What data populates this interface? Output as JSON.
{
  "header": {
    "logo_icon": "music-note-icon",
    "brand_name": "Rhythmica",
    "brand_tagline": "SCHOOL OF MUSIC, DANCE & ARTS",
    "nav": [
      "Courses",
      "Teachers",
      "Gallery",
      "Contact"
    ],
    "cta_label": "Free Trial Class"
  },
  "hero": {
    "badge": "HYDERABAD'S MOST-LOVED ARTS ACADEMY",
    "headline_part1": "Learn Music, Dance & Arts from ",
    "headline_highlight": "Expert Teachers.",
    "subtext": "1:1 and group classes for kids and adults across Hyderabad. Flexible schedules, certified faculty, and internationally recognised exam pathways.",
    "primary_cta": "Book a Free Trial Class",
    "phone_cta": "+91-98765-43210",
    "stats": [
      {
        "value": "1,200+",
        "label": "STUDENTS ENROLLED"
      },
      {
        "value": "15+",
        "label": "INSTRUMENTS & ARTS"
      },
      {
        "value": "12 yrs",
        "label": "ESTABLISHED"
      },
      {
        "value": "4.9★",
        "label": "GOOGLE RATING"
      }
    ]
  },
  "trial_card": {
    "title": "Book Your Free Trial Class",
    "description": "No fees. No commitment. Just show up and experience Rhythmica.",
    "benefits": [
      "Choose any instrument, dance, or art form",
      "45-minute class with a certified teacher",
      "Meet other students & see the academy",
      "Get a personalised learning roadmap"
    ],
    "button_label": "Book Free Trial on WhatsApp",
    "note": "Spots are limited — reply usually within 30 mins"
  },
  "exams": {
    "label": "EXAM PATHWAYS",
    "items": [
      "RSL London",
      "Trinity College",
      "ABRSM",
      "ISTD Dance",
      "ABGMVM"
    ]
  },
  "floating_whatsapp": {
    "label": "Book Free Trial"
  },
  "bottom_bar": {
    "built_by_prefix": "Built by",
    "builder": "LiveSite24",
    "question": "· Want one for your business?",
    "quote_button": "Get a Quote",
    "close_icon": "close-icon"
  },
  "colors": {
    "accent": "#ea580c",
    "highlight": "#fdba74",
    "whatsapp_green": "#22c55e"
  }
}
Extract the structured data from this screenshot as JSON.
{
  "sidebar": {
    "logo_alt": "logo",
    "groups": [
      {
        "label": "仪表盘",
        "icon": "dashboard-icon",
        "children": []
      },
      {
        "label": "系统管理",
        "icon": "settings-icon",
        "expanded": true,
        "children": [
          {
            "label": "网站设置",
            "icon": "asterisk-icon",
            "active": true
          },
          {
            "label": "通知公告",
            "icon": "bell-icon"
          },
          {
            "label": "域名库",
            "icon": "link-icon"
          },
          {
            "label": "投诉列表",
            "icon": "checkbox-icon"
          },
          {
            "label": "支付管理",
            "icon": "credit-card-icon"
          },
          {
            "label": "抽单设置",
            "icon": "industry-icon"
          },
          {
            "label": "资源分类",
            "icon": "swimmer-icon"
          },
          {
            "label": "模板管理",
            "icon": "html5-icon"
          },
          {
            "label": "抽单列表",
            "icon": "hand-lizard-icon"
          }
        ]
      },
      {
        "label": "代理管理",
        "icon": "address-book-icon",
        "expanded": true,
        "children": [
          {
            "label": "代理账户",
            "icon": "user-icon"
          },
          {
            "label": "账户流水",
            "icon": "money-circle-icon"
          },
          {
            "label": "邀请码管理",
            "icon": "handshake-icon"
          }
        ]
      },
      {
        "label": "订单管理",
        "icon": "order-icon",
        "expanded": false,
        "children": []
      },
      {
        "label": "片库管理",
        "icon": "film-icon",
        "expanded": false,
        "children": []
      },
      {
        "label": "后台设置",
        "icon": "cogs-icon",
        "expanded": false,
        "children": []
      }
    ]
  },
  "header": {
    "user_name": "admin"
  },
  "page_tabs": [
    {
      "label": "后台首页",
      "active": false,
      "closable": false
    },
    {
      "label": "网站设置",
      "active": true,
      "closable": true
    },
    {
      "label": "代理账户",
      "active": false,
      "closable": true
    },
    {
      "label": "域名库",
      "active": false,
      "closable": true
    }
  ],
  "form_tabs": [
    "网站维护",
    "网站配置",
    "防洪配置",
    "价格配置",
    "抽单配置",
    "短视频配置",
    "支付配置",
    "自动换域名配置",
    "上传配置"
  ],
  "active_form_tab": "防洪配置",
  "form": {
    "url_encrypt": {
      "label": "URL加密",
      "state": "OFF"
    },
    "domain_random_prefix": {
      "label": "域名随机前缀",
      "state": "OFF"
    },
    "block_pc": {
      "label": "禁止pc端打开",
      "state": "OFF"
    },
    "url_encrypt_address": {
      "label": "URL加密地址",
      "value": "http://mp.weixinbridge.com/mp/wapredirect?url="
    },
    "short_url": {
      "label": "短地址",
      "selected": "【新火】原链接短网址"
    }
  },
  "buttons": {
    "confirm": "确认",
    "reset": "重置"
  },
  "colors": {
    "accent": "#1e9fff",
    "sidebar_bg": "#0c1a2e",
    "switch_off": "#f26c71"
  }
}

◇ ◇ ◇

_Written instruction_:
Using the entries above, please restate each one word for word.

_The completed task_:
What data populates this interface? Output as JSON.
{
  "header": {
    "logo_icon": "music-note-icon",
    "brand_name": "Rhythmica",
    "brand_tagline": "SCHOOL OF MUSIC, DANCE & ARTS",
    "nav": [
      "Courses",
      "Teachers",
      "Gallery",
      "Contact"
    ],
    "cta_label": "Free Trial Class"
  },
  "hero": {
    "badge": "HYDERABAD'S MOST-LOVED ARTS ACADEMY",
    "headline_part1": "Learn Music, Dance & Arts from ",
    "headline_highlight": "Expert Teachers.",
    "subtext": "1:1 and group classes for kids and adults across Hyderabad. Flexible schedules, certified faculty, and internationally recognised exam pathways.",
    "primary_cta": "Book a Free Trial Class",
    "phone_cta": "+91-98765-43210",
    "stats": [
      {
        "value": "1,200+",
        "label": "STUDENTS ENROLLED"
      },
      {
        "value": "15+",
        "label": "INSTRUMENTS & ARTS"
      },
      {
        "value": "12 yrs",
        "label": "ESTABLISHED"
      },
      {
        "value": "4.9★",
        "label": "GOOGLE RATING"
      }
    ]
  },
  "trial_card": {
    "title": "Book Your Free Trial Class",
    "description": "No fees. No commitment. Just show up and experience Rhythmica.",
    "benefits": [
      "Choose any instrument, dance, or art form",
      "45-minute class with a certified teacher",
      "Meet other students & see the academy",
      "Get a personalised learning roadmap"
    ],
    "button_label": "Book Free Trial on WhatsApp",
    "note": "Spots are limited — reply usually within 30 mins"
  },
  "exams": {
    "label": "EXAM PATHWAYS",
    "items": [
      "RSL London",
      "Trinity College",
      "ABRSM",
      "ISTD Dance",
      "ABGMVM"
    ]
  },
  "floating_whatsapp": {
    "label": "Book Free Trial"
  },
  "bottom_bar": {
    "built_by_prefix": "Built by",
    "builder": "LiveSite24",
    "question": "· Want one for your business?",
    "quote_button": "Get a Quote",
    "close_icon": "close-icon"
  },
  "colors": {
    "accent": "#ea580c",
    "highlight": "#fdba74",
    "whatsapp_green": "#22c55e"
  }
}
Extract the structured data from this screenshot as JSON.
{
  "sidebar": {
    "logo_alt": "logo",
    "groups": [
      {
        "label": "仪表盘",
        "icon": "dashboard-icon",
        "children": []
      },
      {
        "label": "系统管理",
        "icon": "settings-icon",
        "expanded": true,
        "children": [
          {
            "label": "网站设置",
            "icon": "asterisk-icon",
            "active": true
          },
          {
            "label": "通知公告",
            "icon": "bell-icon"
          },
          {
            "label": "域名库",
            "icon": "link-icon"
          },
          {
            "label": "投诉列表",
            "icon": "checkbox-icon"
          },
          {
            "label": "支付管理",
            "icon": "credit-card-icon"
          },
          {
            "label": "抽单设置",
            "icon": "industry-icon"
          },
          {
            "label": "资源分类",
            "icon": "swimmer-icon"
          },
          {
            "label": "模板管理",
            "icon": "html5-icon"
          },
          {
            "label": "抽单列表",
            "icon": "hand-lizard-icon"
          }
        ]
      },
      {
        "label": "代理管理",
        "icon": "address-book-icon",
        "expanded": true,
        "children": [
          {
            "label": "代理账户",
            "icon": "user-icon"
          },
          {
            "label": "账户流水",
            "icon": "money-circle-icon"
          },
          {
            "label": "邀请码管理",
            "icon": "handshake-icon"
          }
        ]
      },
      {
        "label": "订单管理",
        "icon": "order-icon",
        "expanded": false,
        "children": []
      },
      {
        "label": "片库管理",
        "icon": "film-icon",
        "expanded": false,
        "children": []
      },
      {
        "label": "后台设置",
        "icon": "cogs-icon",
        "expanded": false,
        "children": []
      }
    ]
  },
  "header": {
    "user_name": "admin"
  },
  "page_tabs": [
    {
      "label": "后台首页",
      "active": false,
      "closable": false
    },
    {
      "label": "网站设置",
      "active": true,
      "closable": true
    },
    {
      "label": "代理账户",
      "active": false,
      "closable": true
    },
    {
      "label": "域名库",
      "active": false,
      "closable": true
    }
  ],
  "form_tabs": [
    "网站维护",
    "网站配置",
    "防洪配置",
    "价格配置",
    "抽单配置",
    "短视频配置",
    "支付配置",
    "自动换域名配置",
    "上传配置"
  ],
  "active_form_tab": "防洪配置",
  "form": {
    "url_encrypt": {
      "label": "URL加密",
      "state": "OFF"
    },
    "domain_random_prefix": {
      "label": "域名随机前缀",
      "state": "OFF"
    },
    "block_pc": {
      "label": "禁止pc端打开",
      "state": "OFF"
    },
    "url_encrypt_address": {
      "label": "URL加密地址",
      "value": "http://mp.weixinbridge.com/mp/wapredirect?url="
    },
    "short_url": {
      "label": "短地址",
      "selected": "【新火】原链接短网址"
    }
  },
  "buttons": {
    "confirm": "确认",
    "reset": "重置"
  },
  "colors": {
    "accent": "#1e9fff",
    "sidebar_bg": "#0c1a2e",
    "switch_off": "#f26c71"
  }
}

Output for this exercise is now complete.